Challenge A ▸
In the mailing-list post on Java and Unicode, why does the native character set of the Java programming language cover the first seventeen Unicode planes? Answer in one to three sentences.

Document section ▸
>>>

2003-11-04 Thread Sascha Brawer
jsona laio <[EMAIL PROTECTED]> wrote on Thu, 30 Oct 2003 07:55:17 +:

>however, lately i want to participate a porject, in
>which involves developing encoding like CCCII (CJK
>based characters set for asian characters, which
>defines more characters than unicode supports in the
>parts of CJK). however, as i know, java vm is based
>upon unicode.

What exactly do you mean when you say "Unicode"? It seems that you think
that Java uses only U+ .. U+ (the "basic multilingual plane",
also known as UCS-2). As far as I know, this was true in the past, but
this restriction has changed in the meantime. Nowadays, Java uses the
full Unicode character set.

The following is quoted from [1]:

>The native coded character set of the Java programming language is that
>of the first seventeen planes of the Unicode version 3.0 character set;
>that is, it consists in the basic multilingual plane (BMP) of Unicode
>version 1 plus the next sixteen planes of Unicode version 3. This is
>because the language's internal representation of characters uses the
>UTF-16 encoding, which encodes the BMP directly and uses surrogate pairs,
>a simple escape mechanism, to encode the other planes. Hence a charset in
>the Java platform defines a mapping between sequences of sixteen-bit
>values in UTF-16 and sequences of bytes.

<<<

Data shown ▸
>>>

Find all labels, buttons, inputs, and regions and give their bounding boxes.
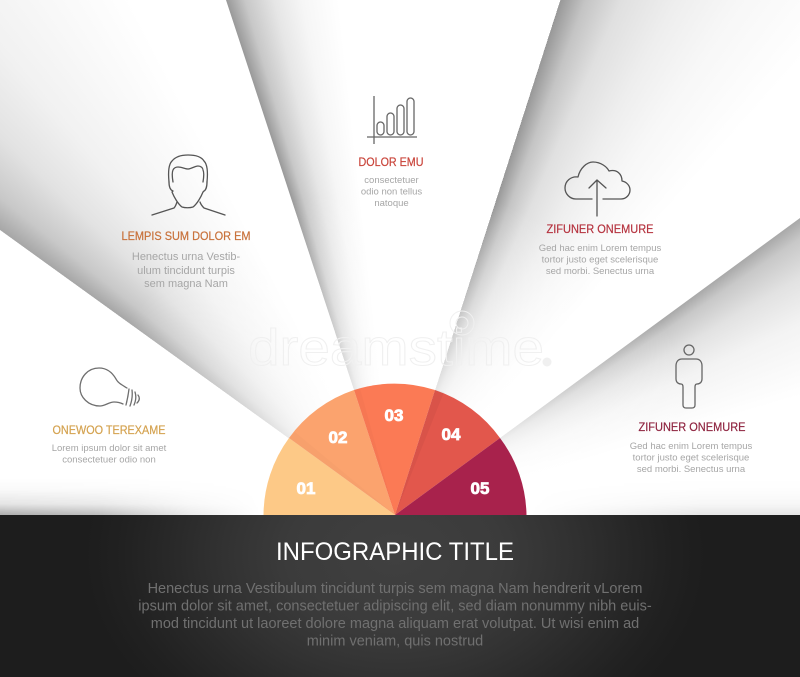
panel: dark title band <box>0 515 800 677</box>
panel 1 wedge <box>0 0 800 515</box>
shadow softening near the centre <box>0 0 800 515</box>
semicircle chart <box>264 384 526 515</box>
text: zifuner top body: sed morbi. Senectus urna <box>546 266 655 277</box>
text: zifuner bottom body: sed morbi. Senectus urna <box>637 464 746 475</box>
heading: zifuner top: ZIFUNER ONEMURE <box>546 224 654 236</box>
text: zifuner top body: tortor justo eget scelerisque <box>542 254 658 266</box>
segment numbers <box>297 406 489 498</box>
text: dolor body: odio non tellus <box>361 186 422 198</box>
segment 05 <box>395 438 526 515</box>
text: zifuner bottom body: tortor justo eget scelerisque <box>633 452 749 464</box>
heading: zifuner bottom: ZIFUNER ONEMURE <box>638 422 746 434</box>
heading: onewoo: ONEWOO TEREXAME <box>52 425 166 437</box>
panel 4 wedge <box>435 0 740 394</box>
heading: dolor emu: DOLOR EMU <box>358 157 424 169</box>
text: description: mod tincidunt ut laoreet dolore magna aliquam erat volutpat. Ut wisi enim ad <box>151 616 639 632</box>
panel 2 wedge <box>0 0 299 438</box>
text: dolor body: consectetuer <box>364 175 419 186</box>
text: dolor body <box>361 175 422 209</box>
title: INFOGRAPHIC TITLE <box>276 538 514 566</box>
icon: bar chart <box>367 96 417 144</box>
text: description: ipsum dolor sit amet, consectetuer adipiscing elit, sed diam nonummy nibh euis- <box>138 598 652 614</box>
icon: standing person <box>676 345 702 408</box>
segment numbers: 01 <box>297 479 315 498</box>
text: zifuner bottom body: Ged hac enim Lorem tempus <box>630 441 752 452</box>
text: description: minim veniam, quis nostrud <box>307 634 483 650</box>
segment numbers: 03 <box>385 406 403 425</box>
panel 3 wedge <box>226 0 364 390</box>
text: description <box>138 581 652 650</box>
segment edge shading <box>289 388 444 515</box>
text: onewoo body: Lorem ipsum dolor sit amet <box>52 443 167 454</box>
text: lempis body: ulum tincidunt turpis <box>137 265 235 277</box>
text: lempis body: Henectus urna Vestib- <box>132 251 240 263</box>
panel 5 wedge <box>500 218 800 448</box>
icon: light bulb <box>80 368 139 406</box>
heading: lempis: LEMPIS SUM DOLOR EM <box>122 231 250 243</box>
segment numbers: 02 <box>329 428 347 447</box>
segment 02 <box>289 390 395 515</box>
segment numbers: 05 <box>471 479 489 498</box>
segment 01 <box>264 438 395 515</box>
bottom shadow above the dark band <box>0 492 800 515</box>
text: onewoo body <box>52 443 167 466</box>
text: onewoo body: consectetuer odio non <box>62 454 156 466</box>
text: description: Henectus urna Vestibulum tincidunt turpis sem magna Nam hendrerit vLorem <box>148 581 642 597</box>
panel: fan background <box>0 0 800 515</box>
text: dolor body: natoque <box>374 198 409 209</box>
segment 03 <box>354 384 435 515</box>
segment numbers: 04 <box>442 425 461 444</box>
icon: cloud upload <box>565 162 630 216</box>
icon: head and shoulders <box>152 155 225 215</box>
text: zifuner top body: Ged hac enim Lorem tempus <box>539 243 661 254</box>
text: lempis body: sem magna Nam <box>144 278 228 290</box>
text: zifuner bottom body <box>630 441 752 475</box>
segment 04 <box>395 390 500 515</box>
text: zifuner top body <box>539 243 661 277</box>
text: lempis body <box>132 251 240 290</box>
watermark: dreamstime <box>248 319 544 376</box>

<<<

Challenge B ▸
Put the lines of the entries between the line holding "panel: dark title" and the line holding "segment 05 <box>395 438 526 515</box>", inclusive, into a Markdown table with columns n and Line. Number each row and leave out blank lines.

Answer A ▸
The language represents characters internally in UTF-16. UTF-16 encodes the basic multilingual plane directly and uses surrogate pairs, a simple escape mechanism, to encode the other sixteen planes.

Answer B ▸
| n | Line |
|---|---|
| 1 | panel: dark title band <box>0 515 800 677</box> |
| 2 | panel 1 wedge <box>0 0 800 515</box> |
| 3 | shadow softening near the centre <box>0 0 800 515</box> |
| 4 | semicircle chart <box>264 384 526 515</box> |
| 5 | text: zifuner top body: sed morbi. Senectus urna <box>546 266 655 277</box> |
| 6 | text: zifuner bottom body: sed morbi. Senectus urna <box>637 464 746 475</box> |
| 7 | heading: zifuner top: ZIFUNER ONEMURE <box>546 224 654 236</box> |
| 8 | text: zifuner top body: tortor justo eget scelerisque <box>542 254 658 266</box> |
| 9 | segment numbers <box>297 406 489 498</box> |
| 10 | text: dolor body: odio non tellus <box>361 186 422 198</box> |
| 11 | segment 05 <box>395 438 526 515</box> |